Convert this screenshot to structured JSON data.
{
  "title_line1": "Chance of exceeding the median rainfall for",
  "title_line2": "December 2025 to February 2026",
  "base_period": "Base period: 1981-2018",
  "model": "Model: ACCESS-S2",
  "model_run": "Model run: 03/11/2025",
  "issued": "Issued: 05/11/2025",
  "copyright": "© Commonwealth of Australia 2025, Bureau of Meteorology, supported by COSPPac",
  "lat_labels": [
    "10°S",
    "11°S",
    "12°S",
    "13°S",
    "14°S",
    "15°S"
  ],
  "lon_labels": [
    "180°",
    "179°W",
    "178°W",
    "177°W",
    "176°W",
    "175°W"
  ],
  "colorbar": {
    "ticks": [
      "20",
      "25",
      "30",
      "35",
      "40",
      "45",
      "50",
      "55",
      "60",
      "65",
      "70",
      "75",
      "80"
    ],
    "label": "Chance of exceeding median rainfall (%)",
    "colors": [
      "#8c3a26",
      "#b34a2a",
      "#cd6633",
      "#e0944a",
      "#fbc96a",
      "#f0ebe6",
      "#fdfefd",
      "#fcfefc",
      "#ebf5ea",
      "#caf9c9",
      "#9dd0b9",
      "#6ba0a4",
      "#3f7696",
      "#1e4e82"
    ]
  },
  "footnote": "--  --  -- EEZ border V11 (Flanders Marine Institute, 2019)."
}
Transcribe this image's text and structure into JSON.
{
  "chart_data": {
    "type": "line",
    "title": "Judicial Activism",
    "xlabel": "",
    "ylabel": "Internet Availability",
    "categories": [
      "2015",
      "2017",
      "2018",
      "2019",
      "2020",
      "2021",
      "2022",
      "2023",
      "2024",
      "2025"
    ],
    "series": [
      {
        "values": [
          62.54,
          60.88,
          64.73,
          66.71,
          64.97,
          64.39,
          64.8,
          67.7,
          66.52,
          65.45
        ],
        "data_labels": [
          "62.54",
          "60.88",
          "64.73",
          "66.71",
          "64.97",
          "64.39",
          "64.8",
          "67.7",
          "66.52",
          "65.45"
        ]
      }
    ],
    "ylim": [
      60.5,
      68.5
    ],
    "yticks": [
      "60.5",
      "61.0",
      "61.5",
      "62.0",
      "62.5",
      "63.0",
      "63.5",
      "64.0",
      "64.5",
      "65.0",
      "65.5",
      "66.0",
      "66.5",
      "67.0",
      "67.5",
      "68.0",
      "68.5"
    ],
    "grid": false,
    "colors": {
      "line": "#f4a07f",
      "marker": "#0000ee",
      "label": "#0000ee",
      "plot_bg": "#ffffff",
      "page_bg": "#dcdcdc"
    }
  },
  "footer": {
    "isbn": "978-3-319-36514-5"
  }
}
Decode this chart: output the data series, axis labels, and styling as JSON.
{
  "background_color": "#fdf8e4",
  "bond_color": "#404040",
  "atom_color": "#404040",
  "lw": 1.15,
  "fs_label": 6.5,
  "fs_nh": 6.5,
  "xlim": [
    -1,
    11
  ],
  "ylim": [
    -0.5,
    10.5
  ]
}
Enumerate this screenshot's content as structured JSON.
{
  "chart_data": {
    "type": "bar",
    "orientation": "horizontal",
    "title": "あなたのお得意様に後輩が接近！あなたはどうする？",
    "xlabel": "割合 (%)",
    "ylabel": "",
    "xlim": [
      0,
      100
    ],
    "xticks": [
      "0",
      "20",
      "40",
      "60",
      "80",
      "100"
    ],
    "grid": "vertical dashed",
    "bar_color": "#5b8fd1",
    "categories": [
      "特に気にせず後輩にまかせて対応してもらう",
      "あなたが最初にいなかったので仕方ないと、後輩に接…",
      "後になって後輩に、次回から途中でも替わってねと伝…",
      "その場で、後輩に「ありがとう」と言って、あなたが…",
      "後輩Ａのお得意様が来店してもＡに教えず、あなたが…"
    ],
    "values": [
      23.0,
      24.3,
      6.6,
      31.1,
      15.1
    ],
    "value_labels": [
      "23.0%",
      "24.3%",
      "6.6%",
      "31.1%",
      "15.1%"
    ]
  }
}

──────

### Aim of the exercise
Type out the material again exactly as presented.

### Solution below
Convert this screenshot to structured JSON data.
{
  "title_line1": "Chance of exceeding the median rainfall for",
  "title_line2": "December 2025 to February 2026",
  "base_period": "Base period: 1981-2018",
  "model": "Model: ACCESS-S2",
  "model_run": "Model run: 03/11/2025",
  "issued": "Issued: 05/11/2025",
  "copyright": "© Commonwealth of Australia 2025, Bureau of Meteorology, supported by COSPPac",
  "lat_labels": [
    "10°S",
    "11°S",
    "12°S",
    "13°S",
    "14°S",
    "15°S"
  ],
  "lon_labels": [
    "180°",
    "179°W",
    "178°W",
    "177°W",
    "176°W",
    "175°W"
  ],
  "colorbar": {
    "ticks": [
      "20",
      "25",
      "30",
      "35",
      "40",
      "45",
      "50",
      "55",
      "60",
      "65",
      "70",
      "75",
      "80"
    ],
    "label": "Chance of exceeding median rainfall (%)",
    "colors": [
      "#8c3a26",
      "#b34a2a",
      "#cd6633",
      "#e0944a",
      "#fbc96a",
      "#f0ebe6",
      "#fdfefd",
      "#fcfefc",
      "#ebf5ea",
      "#caf9c9",
      "#9dd0b9",
      "#6ba0a4",
      "#3f7696",
      "#1e4e82"
    ]
  },
  "footnote": "--  --  -- EEZ border V11 (Flanders Marine Institute, 2019)."
}
Transcribe this image's text and structure into JSON.
{
  "chart_data": {
    "type": "line",
    "title": "Judicial Activism",
    "xlabel": "",
    "ylabel": "Internet Availability",
    "categories": [
      "2015",
      "2017",
      "2018",
      "2019",
      "2020",
      "2021",
      "2022",
      "2023",
      "2024",
      "2025"
    ],
    "series": [
      {
        "values": [
          62.54,
          60.88,
          64.73,
          66.71,
          64.97,
          64.39,
          64.8,
          67.7,
          66.52,
          65.45
        ],
        "data_labels": [
          "62.54",
          "60.88",
          "64.73",
          "66.71",
          "64.97",
          "64.39",
          "64.8",
          "67.7",
          "66.52",
          "65.45"
        ]
      }
    ],
    "ylim": [
      60.5,
      68.5
    ],
    "yticks": [
      "60.5",
      "61.0",
      "61.5",
      "62.0",
      "62.5",
      "63.0",
      "63.5",
      "64.0",
      "64.5",
      "65.0",
      "65.5",
      "66.0",
      "66.5",
      "67.0",
      "67.5",
      "68.0",
      "68.5"
    ],
    "grid": false,
    "colors": {
      "line": "#f4a07f",
      "marker": "#0000ee",
      "label": "#0000ee",
      "plot_bg": "#ffffff",
      "page_bg": "#dcdcdc"
    }
  },
  "footer": {
    "isbn": "978-3-319-36514-5"
  }
}
Decode this chart: output the data series, axis labels, and styling as JSON.
{
  "background_color": "#fdf8e4",
  "bond_color": "#404040",
  "atom_color": "#404040",
  "lw": 1.15,
  "fs_label": 6.5,
  "fs_nh": 6.5,
  "xlim": [
    -1,
    11
  ],
  "ylim": [
    -0.5,
    10.5
  ]
}
Enumerate this screenshot's content as structured JSON.
{
  "chart_data": {
    "type": "bar",
    "orientation": "horizontal",
    "title": "あなたのお得意様に後輩が接近！あなたはどうする？",
    "xlabel": "割合 (%)",
    "ylabel": "",
    "xlim": [
      0,
      100
    ],
    "xticks": [
      "0",
      "20",
      "40",
      "60",
      "80",
      "100"
    ],
    "grid": "vertical dashed",
    "bar_color": "#5b8fd1",
    "categories": [
      "特に気にせず後輩にまかせて対応してもらう",
      "あなたが最初にいなかったので仕方ないと、後輩に接…",
      "後になって後輩に、次回から途中でも替わってねと伝…",
      "その場で、後輩に「ありがとう」と言って、あなたが…",
      "後輩Ａのお得意様が来店してもＡに教えず、あなたが…"
    ],
    "values": [
      23.0,
      24.3,
      6.6,
      31.1,
      15.1
    ],
    "value_labels": [
      "23.0%",
      "24.3%",
      "6.6%",
      "31.1%",
      "15.1%"
    ]
  }
}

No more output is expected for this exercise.